» **PROBLEM STATEMENT**
Output only the count of lines that contain "łącznie".

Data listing
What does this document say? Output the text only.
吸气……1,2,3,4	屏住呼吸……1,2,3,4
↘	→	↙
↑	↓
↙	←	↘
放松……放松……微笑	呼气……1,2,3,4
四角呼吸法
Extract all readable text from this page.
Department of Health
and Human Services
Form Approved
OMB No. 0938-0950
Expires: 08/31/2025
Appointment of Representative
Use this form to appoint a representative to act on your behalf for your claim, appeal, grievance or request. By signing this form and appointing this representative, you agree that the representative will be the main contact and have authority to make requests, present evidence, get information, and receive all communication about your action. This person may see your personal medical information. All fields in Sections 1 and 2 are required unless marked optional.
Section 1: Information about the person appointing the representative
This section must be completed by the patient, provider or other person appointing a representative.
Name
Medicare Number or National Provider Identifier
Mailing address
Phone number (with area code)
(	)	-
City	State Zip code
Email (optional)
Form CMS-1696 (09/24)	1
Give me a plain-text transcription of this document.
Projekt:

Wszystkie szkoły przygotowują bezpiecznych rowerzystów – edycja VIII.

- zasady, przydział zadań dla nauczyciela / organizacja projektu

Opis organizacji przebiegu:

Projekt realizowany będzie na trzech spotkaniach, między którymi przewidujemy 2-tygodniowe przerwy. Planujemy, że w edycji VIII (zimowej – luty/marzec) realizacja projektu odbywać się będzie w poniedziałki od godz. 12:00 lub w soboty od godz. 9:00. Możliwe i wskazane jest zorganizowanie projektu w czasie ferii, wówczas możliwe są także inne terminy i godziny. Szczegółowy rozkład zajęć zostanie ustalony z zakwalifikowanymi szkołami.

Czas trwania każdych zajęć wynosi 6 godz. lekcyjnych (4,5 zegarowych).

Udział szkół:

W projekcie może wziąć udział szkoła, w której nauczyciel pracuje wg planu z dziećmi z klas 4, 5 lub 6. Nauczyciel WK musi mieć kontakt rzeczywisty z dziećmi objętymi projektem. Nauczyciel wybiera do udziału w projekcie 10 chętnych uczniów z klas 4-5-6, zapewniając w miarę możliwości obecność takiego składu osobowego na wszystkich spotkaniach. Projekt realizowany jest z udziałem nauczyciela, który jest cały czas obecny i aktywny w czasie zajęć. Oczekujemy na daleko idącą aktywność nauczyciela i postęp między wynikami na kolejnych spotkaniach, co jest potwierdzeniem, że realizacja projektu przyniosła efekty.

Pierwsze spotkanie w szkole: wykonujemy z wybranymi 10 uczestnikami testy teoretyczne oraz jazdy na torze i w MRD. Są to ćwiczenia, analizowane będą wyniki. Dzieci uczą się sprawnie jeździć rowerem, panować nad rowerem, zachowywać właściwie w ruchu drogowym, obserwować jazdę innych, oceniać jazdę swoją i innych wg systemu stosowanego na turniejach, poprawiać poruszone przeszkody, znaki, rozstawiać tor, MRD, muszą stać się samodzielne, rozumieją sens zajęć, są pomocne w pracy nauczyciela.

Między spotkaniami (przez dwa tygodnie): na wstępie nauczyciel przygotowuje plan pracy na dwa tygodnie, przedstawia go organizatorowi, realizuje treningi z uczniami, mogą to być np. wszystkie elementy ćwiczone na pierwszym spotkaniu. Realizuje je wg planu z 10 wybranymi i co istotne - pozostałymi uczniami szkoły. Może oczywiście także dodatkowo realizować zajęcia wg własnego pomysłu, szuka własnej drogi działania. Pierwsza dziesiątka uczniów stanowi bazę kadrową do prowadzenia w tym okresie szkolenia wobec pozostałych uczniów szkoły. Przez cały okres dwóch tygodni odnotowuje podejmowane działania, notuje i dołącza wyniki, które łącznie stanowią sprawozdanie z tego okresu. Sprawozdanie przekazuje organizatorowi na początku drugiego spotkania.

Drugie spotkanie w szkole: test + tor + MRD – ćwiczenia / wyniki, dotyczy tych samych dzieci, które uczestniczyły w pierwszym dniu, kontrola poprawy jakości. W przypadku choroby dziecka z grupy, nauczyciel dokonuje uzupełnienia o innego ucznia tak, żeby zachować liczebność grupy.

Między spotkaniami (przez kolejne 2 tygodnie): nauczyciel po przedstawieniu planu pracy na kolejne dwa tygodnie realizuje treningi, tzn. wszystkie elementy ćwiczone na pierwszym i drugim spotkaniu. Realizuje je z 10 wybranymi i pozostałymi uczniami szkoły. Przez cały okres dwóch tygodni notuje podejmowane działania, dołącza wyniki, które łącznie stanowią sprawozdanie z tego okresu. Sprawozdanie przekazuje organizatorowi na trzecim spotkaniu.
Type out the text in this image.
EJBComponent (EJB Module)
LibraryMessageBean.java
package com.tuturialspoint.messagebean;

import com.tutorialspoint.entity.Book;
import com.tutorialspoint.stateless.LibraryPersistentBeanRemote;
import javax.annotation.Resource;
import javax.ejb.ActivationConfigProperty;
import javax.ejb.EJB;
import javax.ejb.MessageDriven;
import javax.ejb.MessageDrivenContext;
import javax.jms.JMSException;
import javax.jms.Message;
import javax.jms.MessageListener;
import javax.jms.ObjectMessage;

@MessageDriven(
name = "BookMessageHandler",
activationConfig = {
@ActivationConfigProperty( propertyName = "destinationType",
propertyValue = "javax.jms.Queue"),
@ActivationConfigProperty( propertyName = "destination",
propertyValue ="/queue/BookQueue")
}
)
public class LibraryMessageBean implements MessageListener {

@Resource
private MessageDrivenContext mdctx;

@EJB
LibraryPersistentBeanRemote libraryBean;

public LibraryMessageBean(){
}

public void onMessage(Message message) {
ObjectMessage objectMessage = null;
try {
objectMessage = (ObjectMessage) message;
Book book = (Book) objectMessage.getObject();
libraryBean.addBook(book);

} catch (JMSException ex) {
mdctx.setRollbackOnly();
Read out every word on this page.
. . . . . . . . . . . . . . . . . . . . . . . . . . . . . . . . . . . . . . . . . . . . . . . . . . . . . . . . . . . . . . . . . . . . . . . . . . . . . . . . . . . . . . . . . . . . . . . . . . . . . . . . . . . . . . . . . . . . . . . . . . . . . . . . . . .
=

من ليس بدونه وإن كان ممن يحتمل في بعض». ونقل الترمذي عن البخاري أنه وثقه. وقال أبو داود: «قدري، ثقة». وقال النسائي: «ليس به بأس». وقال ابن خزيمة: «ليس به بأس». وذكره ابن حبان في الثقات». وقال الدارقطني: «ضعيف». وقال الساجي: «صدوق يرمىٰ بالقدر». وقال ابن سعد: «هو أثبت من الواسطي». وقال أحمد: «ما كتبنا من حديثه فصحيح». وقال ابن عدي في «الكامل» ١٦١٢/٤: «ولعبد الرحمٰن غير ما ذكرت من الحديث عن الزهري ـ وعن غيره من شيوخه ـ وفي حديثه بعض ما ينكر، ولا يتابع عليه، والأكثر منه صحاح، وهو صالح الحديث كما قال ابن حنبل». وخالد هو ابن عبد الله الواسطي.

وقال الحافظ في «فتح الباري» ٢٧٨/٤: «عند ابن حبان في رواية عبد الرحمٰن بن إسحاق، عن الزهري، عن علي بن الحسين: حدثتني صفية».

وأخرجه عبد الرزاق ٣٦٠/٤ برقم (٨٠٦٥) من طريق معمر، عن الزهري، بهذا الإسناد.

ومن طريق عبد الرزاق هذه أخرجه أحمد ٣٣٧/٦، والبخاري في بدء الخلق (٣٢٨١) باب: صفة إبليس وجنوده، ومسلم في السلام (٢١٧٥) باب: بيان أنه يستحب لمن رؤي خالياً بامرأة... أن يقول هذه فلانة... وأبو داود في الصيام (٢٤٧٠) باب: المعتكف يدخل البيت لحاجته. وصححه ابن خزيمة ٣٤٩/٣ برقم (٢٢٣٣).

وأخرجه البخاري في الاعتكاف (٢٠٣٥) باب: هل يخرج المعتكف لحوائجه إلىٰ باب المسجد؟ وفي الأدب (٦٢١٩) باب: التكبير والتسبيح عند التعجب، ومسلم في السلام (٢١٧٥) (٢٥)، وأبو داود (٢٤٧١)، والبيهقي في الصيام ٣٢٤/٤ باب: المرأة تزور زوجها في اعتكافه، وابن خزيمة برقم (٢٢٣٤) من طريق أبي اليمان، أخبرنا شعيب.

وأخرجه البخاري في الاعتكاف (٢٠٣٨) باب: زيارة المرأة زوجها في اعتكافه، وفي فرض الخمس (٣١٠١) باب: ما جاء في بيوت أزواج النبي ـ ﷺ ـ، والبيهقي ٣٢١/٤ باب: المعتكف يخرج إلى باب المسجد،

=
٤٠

» **CORRECT RESPONSE**
2